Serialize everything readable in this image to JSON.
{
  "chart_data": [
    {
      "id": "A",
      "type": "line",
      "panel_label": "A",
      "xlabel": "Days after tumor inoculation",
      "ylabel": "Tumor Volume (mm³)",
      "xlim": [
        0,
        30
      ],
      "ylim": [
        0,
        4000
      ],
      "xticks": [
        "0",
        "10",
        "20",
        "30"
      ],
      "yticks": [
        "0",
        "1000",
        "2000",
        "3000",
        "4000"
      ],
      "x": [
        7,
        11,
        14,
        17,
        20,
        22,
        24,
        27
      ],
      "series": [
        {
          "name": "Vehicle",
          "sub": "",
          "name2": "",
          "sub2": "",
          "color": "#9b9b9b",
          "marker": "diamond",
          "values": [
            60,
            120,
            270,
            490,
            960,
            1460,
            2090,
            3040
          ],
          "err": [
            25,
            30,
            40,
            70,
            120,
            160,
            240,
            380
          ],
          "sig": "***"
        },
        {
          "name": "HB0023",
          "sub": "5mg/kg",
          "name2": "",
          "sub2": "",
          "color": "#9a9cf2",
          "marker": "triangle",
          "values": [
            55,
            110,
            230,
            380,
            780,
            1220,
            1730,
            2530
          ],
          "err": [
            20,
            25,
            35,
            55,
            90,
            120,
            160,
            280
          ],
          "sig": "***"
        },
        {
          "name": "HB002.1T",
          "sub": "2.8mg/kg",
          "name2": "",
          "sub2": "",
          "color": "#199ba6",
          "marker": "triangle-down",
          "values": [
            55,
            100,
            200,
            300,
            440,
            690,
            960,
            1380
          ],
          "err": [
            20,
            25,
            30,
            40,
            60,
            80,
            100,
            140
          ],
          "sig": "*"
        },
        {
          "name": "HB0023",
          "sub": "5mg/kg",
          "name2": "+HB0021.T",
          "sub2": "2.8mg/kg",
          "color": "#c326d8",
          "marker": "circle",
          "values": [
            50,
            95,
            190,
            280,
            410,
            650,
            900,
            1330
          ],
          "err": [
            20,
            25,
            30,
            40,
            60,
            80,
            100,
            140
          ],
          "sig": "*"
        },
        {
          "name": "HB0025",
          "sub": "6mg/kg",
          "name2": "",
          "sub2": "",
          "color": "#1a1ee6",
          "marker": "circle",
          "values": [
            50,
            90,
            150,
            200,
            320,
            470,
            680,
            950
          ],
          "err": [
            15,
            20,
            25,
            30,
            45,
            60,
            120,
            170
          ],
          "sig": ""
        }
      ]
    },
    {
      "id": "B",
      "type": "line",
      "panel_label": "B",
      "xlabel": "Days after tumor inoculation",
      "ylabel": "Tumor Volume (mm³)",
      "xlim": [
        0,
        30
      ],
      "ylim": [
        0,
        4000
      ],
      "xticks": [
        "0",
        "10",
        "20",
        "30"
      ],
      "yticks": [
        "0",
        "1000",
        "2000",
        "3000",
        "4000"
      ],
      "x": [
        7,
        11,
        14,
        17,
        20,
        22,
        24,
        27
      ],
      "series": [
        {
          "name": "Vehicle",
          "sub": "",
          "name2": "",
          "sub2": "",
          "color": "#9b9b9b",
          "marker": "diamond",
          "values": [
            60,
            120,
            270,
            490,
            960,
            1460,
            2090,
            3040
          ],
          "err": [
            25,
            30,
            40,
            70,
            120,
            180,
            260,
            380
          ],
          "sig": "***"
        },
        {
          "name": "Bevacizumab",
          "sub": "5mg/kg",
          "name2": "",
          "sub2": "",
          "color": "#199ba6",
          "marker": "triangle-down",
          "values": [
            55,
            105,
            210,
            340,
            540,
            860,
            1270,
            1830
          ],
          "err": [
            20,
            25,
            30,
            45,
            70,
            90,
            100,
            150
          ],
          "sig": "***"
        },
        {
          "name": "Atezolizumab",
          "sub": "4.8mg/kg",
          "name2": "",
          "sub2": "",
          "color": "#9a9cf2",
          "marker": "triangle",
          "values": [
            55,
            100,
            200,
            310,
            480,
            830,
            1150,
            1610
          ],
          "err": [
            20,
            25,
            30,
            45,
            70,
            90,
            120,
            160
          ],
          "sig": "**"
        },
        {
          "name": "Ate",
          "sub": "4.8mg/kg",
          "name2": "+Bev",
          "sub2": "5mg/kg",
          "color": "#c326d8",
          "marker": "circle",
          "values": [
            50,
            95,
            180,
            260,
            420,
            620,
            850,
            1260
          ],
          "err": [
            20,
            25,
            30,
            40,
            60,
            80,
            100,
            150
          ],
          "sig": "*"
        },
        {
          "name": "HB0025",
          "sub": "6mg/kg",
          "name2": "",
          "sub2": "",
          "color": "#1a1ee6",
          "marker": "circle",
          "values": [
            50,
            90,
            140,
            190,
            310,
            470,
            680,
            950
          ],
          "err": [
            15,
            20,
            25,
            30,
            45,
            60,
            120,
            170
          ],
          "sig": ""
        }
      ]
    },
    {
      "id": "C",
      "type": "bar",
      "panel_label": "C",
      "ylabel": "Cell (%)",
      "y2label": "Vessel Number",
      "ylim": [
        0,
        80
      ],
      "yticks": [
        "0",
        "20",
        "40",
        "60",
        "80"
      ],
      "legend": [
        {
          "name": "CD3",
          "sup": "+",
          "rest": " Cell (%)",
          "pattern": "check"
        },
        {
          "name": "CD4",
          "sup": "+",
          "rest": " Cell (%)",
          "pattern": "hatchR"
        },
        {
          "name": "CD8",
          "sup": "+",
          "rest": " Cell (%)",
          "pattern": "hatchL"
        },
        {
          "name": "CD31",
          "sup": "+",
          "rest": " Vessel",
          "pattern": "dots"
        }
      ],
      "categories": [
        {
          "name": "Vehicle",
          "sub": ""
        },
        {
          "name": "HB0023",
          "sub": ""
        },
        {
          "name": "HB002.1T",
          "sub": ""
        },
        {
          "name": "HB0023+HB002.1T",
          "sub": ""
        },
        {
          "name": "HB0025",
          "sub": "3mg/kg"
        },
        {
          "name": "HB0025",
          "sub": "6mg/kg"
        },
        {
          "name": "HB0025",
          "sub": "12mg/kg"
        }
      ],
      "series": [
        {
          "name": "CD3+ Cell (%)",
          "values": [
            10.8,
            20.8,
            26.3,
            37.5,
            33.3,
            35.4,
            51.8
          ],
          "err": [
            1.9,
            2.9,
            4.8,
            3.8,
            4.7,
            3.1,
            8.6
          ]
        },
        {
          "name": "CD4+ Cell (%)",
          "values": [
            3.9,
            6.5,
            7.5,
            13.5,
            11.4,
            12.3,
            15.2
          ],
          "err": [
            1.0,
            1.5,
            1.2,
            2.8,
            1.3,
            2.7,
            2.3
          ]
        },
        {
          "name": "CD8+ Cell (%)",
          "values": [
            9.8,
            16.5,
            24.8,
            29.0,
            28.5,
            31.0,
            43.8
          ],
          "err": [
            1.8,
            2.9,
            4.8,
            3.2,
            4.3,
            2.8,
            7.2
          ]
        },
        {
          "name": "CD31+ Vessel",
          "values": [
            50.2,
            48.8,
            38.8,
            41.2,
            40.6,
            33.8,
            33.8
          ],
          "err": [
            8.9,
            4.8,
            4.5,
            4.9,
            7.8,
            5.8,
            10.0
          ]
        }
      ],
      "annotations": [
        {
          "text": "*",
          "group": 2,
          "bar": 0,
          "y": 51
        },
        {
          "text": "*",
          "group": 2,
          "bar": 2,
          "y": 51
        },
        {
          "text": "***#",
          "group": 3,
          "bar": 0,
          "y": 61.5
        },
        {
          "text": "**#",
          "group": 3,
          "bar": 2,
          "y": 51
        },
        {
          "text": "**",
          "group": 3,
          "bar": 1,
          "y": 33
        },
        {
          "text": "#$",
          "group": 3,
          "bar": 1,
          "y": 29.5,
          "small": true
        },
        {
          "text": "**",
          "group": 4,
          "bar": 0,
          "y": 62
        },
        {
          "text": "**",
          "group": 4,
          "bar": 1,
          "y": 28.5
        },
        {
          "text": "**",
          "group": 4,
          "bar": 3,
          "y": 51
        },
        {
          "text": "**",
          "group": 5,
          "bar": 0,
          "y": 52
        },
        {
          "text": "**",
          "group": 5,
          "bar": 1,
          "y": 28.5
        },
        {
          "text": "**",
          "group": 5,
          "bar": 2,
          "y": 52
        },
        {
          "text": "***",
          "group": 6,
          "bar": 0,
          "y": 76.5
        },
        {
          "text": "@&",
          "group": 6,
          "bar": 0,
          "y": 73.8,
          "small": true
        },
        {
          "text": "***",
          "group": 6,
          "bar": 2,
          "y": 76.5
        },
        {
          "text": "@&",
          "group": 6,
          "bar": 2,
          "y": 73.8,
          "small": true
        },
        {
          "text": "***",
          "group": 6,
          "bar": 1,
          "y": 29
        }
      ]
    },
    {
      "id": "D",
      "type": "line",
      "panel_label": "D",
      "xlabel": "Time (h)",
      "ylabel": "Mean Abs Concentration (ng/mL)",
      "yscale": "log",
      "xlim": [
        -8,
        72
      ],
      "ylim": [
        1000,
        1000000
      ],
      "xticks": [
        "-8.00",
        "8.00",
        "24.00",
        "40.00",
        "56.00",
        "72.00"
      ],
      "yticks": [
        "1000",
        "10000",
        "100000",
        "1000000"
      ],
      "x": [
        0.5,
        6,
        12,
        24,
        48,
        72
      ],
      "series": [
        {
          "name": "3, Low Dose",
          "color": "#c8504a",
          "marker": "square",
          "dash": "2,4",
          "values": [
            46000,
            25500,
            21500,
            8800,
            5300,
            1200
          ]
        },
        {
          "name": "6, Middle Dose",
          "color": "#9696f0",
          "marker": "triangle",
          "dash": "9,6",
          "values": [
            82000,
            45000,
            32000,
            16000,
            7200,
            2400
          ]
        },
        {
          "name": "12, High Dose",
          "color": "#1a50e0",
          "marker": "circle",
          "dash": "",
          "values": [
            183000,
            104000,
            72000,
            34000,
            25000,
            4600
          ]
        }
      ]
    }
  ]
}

**Your goal:** Show every line of the records above that contains the word "Cell".

**Response to this task:**
      "ylabel": "Cell (%)",
          "rest": " Cell (%)",
          "rest": " Cell (%)",
          "rest": " Cell (%)",
          "name": "CD3+ Cell (%)",
          "name": "CD4+ Cell (%)",
          "name": "CD8+ Cell (%)",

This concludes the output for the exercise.